(Dataset records)
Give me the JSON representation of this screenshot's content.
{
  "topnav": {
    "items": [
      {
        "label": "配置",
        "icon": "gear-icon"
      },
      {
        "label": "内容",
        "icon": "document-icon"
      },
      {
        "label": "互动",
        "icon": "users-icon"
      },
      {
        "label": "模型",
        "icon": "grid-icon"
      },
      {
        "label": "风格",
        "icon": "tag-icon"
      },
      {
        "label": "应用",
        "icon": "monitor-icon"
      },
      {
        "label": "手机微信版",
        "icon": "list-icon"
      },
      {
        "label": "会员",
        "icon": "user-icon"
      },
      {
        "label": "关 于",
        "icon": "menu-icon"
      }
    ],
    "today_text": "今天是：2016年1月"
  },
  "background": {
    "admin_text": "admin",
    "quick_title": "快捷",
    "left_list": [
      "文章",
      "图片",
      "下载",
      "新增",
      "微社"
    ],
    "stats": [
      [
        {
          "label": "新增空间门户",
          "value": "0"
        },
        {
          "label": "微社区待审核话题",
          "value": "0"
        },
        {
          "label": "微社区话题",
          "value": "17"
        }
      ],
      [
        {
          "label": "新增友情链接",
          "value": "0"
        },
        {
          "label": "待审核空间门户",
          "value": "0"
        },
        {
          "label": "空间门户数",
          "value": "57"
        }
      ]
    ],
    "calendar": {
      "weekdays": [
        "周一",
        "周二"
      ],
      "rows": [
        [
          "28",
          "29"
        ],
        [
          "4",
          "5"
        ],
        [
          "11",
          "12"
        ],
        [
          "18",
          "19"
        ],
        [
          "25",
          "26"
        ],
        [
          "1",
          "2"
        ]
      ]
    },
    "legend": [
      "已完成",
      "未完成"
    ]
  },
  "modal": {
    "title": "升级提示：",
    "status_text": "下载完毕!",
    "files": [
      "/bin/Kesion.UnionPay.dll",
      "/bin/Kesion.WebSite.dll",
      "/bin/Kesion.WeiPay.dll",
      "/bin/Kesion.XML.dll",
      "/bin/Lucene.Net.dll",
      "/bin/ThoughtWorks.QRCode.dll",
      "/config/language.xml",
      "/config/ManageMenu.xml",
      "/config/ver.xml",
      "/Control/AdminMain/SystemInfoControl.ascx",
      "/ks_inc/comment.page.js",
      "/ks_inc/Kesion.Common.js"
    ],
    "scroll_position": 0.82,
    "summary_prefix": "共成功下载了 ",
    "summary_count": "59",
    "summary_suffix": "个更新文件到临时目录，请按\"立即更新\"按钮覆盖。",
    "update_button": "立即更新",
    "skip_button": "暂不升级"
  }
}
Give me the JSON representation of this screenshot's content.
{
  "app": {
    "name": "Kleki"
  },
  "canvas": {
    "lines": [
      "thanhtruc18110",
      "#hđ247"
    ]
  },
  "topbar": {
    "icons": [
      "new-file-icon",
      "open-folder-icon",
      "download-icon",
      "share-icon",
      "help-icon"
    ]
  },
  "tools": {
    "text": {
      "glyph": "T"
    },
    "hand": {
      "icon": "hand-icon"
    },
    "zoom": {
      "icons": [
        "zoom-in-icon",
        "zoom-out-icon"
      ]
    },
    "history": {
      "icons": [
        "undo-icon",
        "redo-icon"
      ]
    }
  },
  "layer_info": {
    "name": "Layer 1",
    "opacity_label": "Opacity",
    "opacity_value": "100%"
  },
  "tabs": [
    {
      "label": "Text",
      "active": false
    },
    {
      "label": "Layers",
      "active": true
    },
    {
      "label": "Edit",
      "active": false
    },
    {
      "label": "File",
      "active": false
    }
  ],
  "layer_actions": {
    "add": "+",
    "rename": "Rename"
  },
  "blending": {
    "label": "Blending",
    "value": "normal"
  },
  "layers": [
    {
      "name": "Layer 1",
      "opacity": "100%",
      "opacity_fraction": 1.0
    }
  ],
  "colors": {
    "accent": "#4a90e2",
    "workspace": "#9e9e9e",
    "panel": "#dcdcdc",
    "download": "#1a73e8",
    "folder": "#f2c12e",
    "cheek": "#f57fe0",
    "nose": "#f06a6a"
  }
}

▶ **Requirement**:
Write out the material from the first line to the last, exactly.

▶ **The solution**:
Give me the JSON representation of this screenshot's content.
{
  "topnav": {
    "items": [
      {
        "label": "配置",
        "icon": "gear-icon"
      },
      {
        "label": "内容",
        "icon": "document-icon"
      },
      {
        "label": "互动",
        "icon": "users-icon"
      },
      {
        "label": "模型",
        "icon": "grid-icon"
      },
      {
        "label": "风格",
        "icon": "tag-icon"
      },
      {
        "label": "应用",
        "icon": "monitor-icon"
      },
      {
        "label": "手机微信版",
        "icon": "list-icon"
      },
      {
        "label": "会员",
        "icon": "user-icon"
      },
      {
        "label": "关 于",
        "icon": "menu-icon"
      }
    ],
    "today_text": "今天是：2016年1月"
  },
  "background": {
    "admin_text": "admin",
    "quick_title": "快捷",
    "left_list": [
      "文章",
      "图片",
      "下载",
      "新增",
      "微社"
    ],
    "stats": [
      [
        {
          "label": "新增空间门户",
          "value": "0"
        },
        {
          "label": "微社区待审核话题",
          "value": "0"
        },
        {
          "label": "微社区话题",
          "value": "17"
        }
      ],
      [
        {
          "label": "新增友情链接",
          "value": "0"
        },
        {
          "label": "待审核空间门户",
          "value": "0"
        },
        {
          "label": "空间门户数",
          "value": "57"
        }
      ]
    ],
    "calendar": {
      "weekdays": [
        "周一",
        "周二"
      ],
      "rows": [
        [
          "28",
          "29"
        ],
        [
          "4",
          "5"
        ],
        [
          "11",
          "12"
        ],
        [
          "18",
          "19"
        ],
        [
          "25",
          "26"
        ],
        [
          "1",
          "2"
        ]
      ]
    },
    "legend": [
      "已完成",
      "未完成"
    ]
  },
  "modal": {
    "title": "升级提示：",
    "status_text": "下载完毕!",
    "files": [
      "/bin/Kesion.UnionPay.dll",
      "/bin/Kesion.WebSite.dll",
      "/bin/Kesion.WeiPay.dll",
      "/bin/Kesion.XML.dll",
      "/bin/Lucene.Net.dll",
      "/bin/ThoughtWorks.QRCode.dll",
      "/config/language.xml",
      "/config/ManageMenu.xml",
      "/config/ver.xml",
      "/Control/AdminMain/SystemInfoControl.ascx",
      "/ks_inc/comment.page.js",
      "/ks_inc/Kesion.Common.js"
    ],
    "scroll_position": 0.82,
    "summary_prefix": "共成功下载了 ",
    "summary_count": "59",
    "summary_suffix": "个更新文件到临时目录，请按\"立即更新\"按钮覆盖。",
    "update_button": "立即更新",
    "skip_button": "暂不升级"
  }
}
Give me the JSON representation of this screenshot's content.
{
  "app": {
    "name": "Kleki"
  },
  "canvas": {
    "lines": [
      "thanhtruc18110",
      "#hđ247"
    ]
  },
  "topbar": {
    "icons": [
      "new-file-icon",
      "open-folder-icon",
      "download-icon",
      "share-icon",
      "help-icon"
    ]
  },
  "tools": {
    "text": {
      "glyph": "T"
    },
    "hand": {
      "icon": "hand-icon"
    },
    "zoom": {
      "icons": [
        "zoom-in-icon",
        "zoom-out-icon"
      ]
    },
    "history": {
      "icons": [
        "undo-icon",
        "redo-icon"
      ]
    }
  },
  "layer_info": {
    "name": "Layer 1",
    "opacity_label": "Opacity",
    "opacity_value": "100%"
  },
  "tabs": [
    {
      "label": "Text",
      "active": false
    },
    {
      "label": "Layers",
      "active": true
    },
    {
      "label": "Edit",
      "active": false
    },
    {
      "label": "File",
      "active": false
    }
  ],
  "layer_actions": {
    "add": "+",
    "rename": "Rename"
  },
  "blending": {
    "label": "Blending",
    "value": "normal"
  },
  "layers": [
    {
      "name": "Layer 1",
      "opacity": "100%",
      "opacity_fraction": 1.0
    }
  ],
  "colors": {
    "accent": "#4a90e2",
    "workspace": "#9e9e9e",
    "panel": "#dcdcdc",
    "download": "#1a73e8",
    "folder": "#f2c12e",
    "cheek": "#f57fe0",
    "nose": "#f06a6a"
  }
}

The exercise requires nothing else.